THE PROBLEM =
Repeat the entries below exactly as they appear, with no pictures.

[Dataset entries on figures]
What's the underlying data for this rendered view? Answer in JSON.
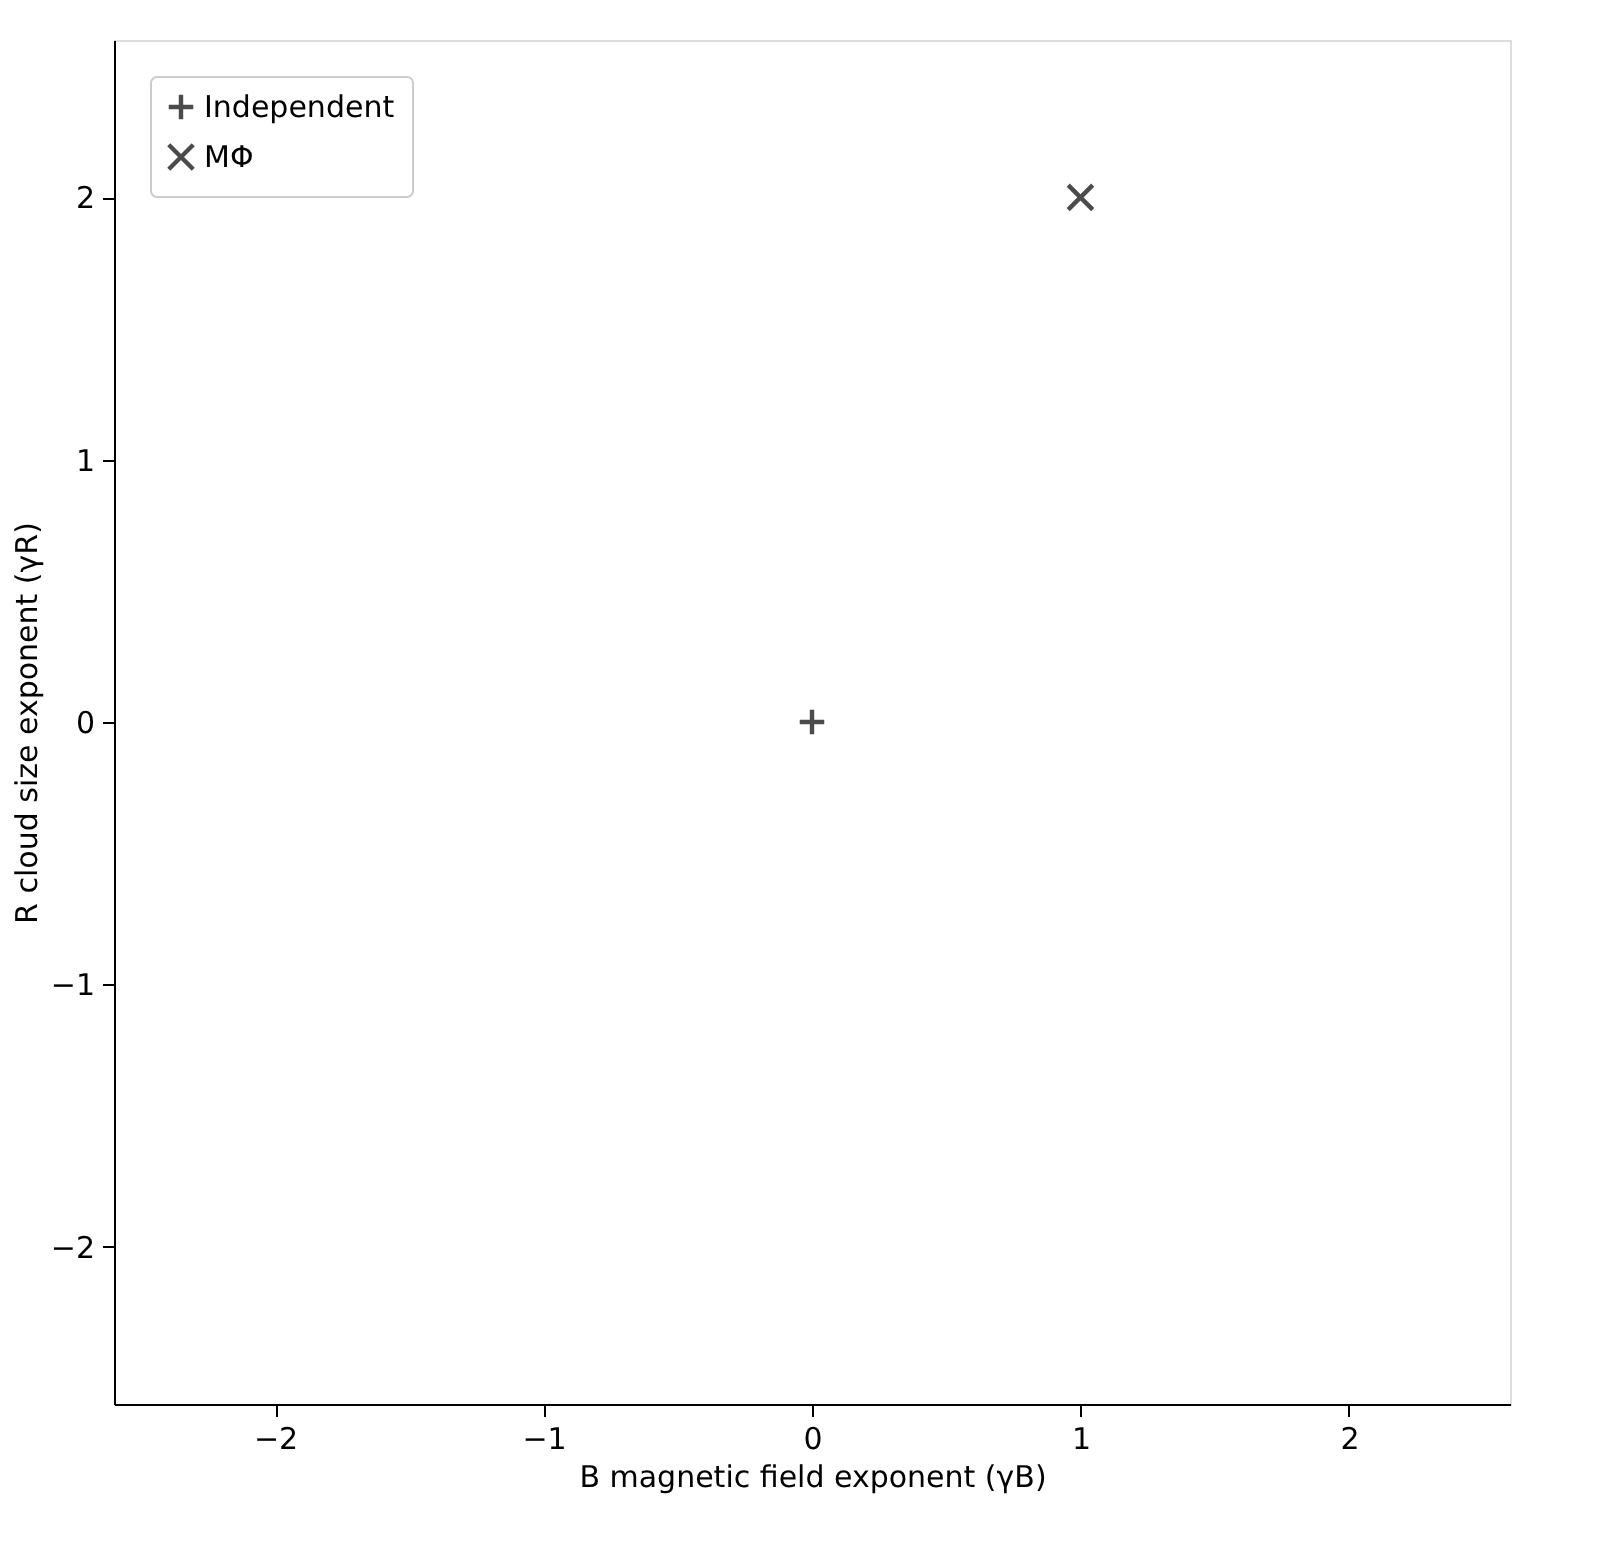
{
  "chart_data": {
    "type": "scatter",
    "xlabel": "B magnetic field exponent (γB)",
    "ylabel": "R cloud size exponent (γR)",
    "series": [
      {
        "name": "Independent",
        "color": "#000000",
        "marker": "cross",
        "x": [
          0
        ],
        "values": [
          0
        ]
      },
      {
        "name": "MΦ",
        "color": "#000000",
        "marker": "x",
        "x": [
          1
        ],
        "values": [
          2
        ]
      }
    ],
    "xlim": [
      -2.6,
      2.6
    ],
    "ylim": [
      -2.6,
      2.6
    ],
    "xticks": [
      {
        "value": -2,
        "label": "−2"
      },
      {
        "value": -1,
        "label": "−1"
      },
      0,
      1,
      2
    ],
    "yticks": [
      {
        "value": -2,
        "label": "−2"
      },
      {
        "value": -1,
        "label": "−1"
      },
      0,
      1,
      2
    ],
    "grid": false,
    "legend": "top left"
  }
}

ANSWER TO THE TASK =
What's the underlying data for this rendered view? Answer in JSON.
{
  "chart_data": {
    "type": "scatter",
    "xlabel": "B magnetic field exponent (γB)",
    "ylabel": "R cloud size exponent (γR)",
    "series": [
      {
        "name": "Independent",
        "color": "#000000",
        "marker": "cross",
        "x": [
          0
        ],
        "values": [
          0
        ]
      },
      {
        "name": "MΦ",
        "color": "#000000",
        "marker": "x",
        "x": [
          1
        ],
        "values": [
          2
        ]
      }
    ],
    "xlim": [
      -2.6,
      2.6
    ],
    "ylim": [
      -2.6,
      2.6
    ],
    "xticks": [
      {
        "value": -2,
        "label": "−2"
      },
      {
        "value": -1,
        "label": "−1"
      },
      0,
      1,
      2
    ],
    "yticks": [
      {
        "value": -2,
        "label": "−2"
      },
      {
        "value": -1,
        "label": "−1"
      },
      0,
      1,
      2
    ],
    "grid": false,
    "legend": "top left"
  }
}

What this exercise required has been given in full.